##### Data excerpts #####

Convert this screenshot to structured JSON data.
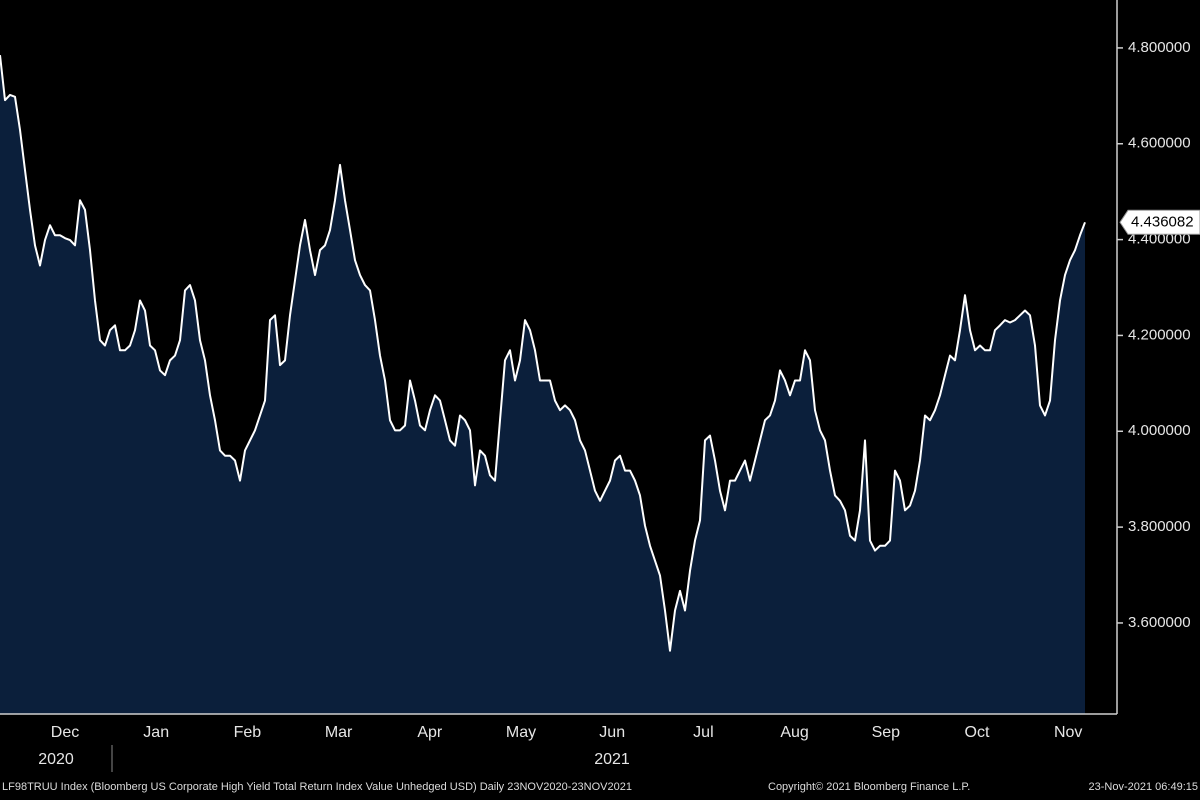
{
  "chart_data": {
    "type": "area",
    "color": "#0b1f3b",
    "line_color": "#ffffff",
    "month_labels": [
      "Dec",
      "Jan",
      "Feb",
      "Mar",
      "Apr",
      "May",
      "Jun",
      "Jul",
      "Aug",
      "Sep",
      "Oct",
      "Nov"
    ],
    "year_labels": [
      "2020",
      "2021"
    ],
    "ylim": [
      3.41,
      4.9
    ],
    "yticks": [
      {
        "value": 3.6,
        "label": "3.600000"
      },
      {
        "value": 3.8,
        "label": "3.800000"
      },
      {
        "value": 4.0,
        "label": "4.000000"
      },
      {
        "value": 4.2,
        "label": "4.200000"
      },
      {
        "value": 4.4,
        "label": "4.400000"
      },
      {
        "value": 4.6,
        "label": "4.600000"
      },
      {
        "value": 4.8,
        "label": "4.800000"
      }
    ],
    "values": [
      4.785,
      4.691,
      4.702,
      4.698,
      4.629,
      4.545,
      4.462,
      4.388,
      4.346,
      4.399,
      4.43,
      4.409,
      4.409,
      4.403,
      4.399,
      4.388,
      4.482,
      4.462,
      4.378,
      4.273,
      4.19,
      4.179,
      4.211,
      4.221,
      4.169,
      4.169,
      4.179,
      4.211,
      4.273,
      4.252,
      4.179,
      4.169,
      4.127,
      4.117,
      4.148,
      4.158,
      4.19,
      4.294,
      4.305,
      4.273,
      4.19,
      4.148,
      4.075,
      4.023,
      3.96,
      3.949,
      3.949,
      3.939,
      3.897,
      3.96,
      3.981,
      4.002,
      4.033,
      4.064,
      4.232,
      4.242,
      4.138,
      4.148,
      4.242,
      4.315,
      4.388,
      4.441,
      4.378,
      4.326,
      4.378,
      4.388,
      4.42,
      4.482,
      4.556,
      4.482,
      4.42,
      4.357,
      4.326,
      4.305,
      4.294,
      4.232,
      4.158,
      4.106,
      4.023,
      4.002,
      4.002,
      4.012,
      4.106,
      4.064,
      4.012,
      4.002,
      4.044,
      4.075,
      4.064,
      4.023,
      3.981,
      3.97,
      4.033,
      4.023,
      4.002,
      3.887,
      3.96,
      3.949,
      3.908,
      3.897,
      4.023,
      4.148,
      4.169,
      4.106,
      4.148,
      4.232,
      4.211,
      4.169,
      4.106,
      4.106,
      4.106,
      4.064,
      4.044,
      4.054,
      4.044,
      4.023,
      3.981,
      3.96,
      3.918,
      3.876,
      3.855,
      3.876,
      3.897,
      3.939,
      3.949,
      3.918,
      3.918,
      3.897,
      3.866,
      3.803,
      3.761,
      3.73,
      3.699,
      3.626,
      3.542,
      3.626,
      3.667,
      3.626,
      3.709,
      3.772,
      3.814,
      3.981,
      3.991,
      3.939,
      3.876,
      3.835,
      3.897,
      3.897,
      3.918,
      3.939,
      3.897,
      3.939,
      3.981,
      4.023,
      4.033,
      4.064,
      4.127,
      4.106,
      4.075,
      4.106,
      4.106,
      4.169,
      4.148,
      4.044,
      4.002,
      3.981,
      3.918,
      3.866,
      3.855,
      3.835,
      3.782,
      3.772,
      3.835,
      3.981,
      3.772,
      3.751,
      3.761,
      3.761,
      3.772,
      3.918,
      3.897,
      3.835,
      3.845,
      3.876,
      3.939,
      4.033,
      4.023,
      4.044,
      4.075,
      4.117,
      4.158,
      4.148,
      4.211,
      4.284,
      4.211,
      4.169,
      4.179,
      4.169,
      4.169,
      4.211,
      4.221,
      4.232,
      4.227,
      4.232,
      4.242,
      4.252,
      4.242,
      4.179,
      4.054,
      4.033,
      4.064,
      4.19,
      4.273,
      4.326,
      4.357,
      4.378,
      4.409,
      4.436082
    ],
    "footer": {
      "description": "LF98TRUU Index (Bloomberg US Corporate High Yield Total Return Index Value Unhedged USD)  Daily 23NOV2020-23NOV2021",
      "copyright": "Copyright© 2021 Bloomberg Finance L.P.",
      "timestamp": "23-Nov-2021 06:49:15"
    }
  }
}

#####

Challenge:
Copy each line containing the word "Bloomberg" from the data.

Reply to the exercise:
      "description": "LF98TRUU Index (Bloomberg US Corporate High Yield Total Return Index Value Unhedged USD)  Daily 23NOV2020-23NOV2021",
      "copyright": "Copyright© 2021 Bloomberg Finance L.P.",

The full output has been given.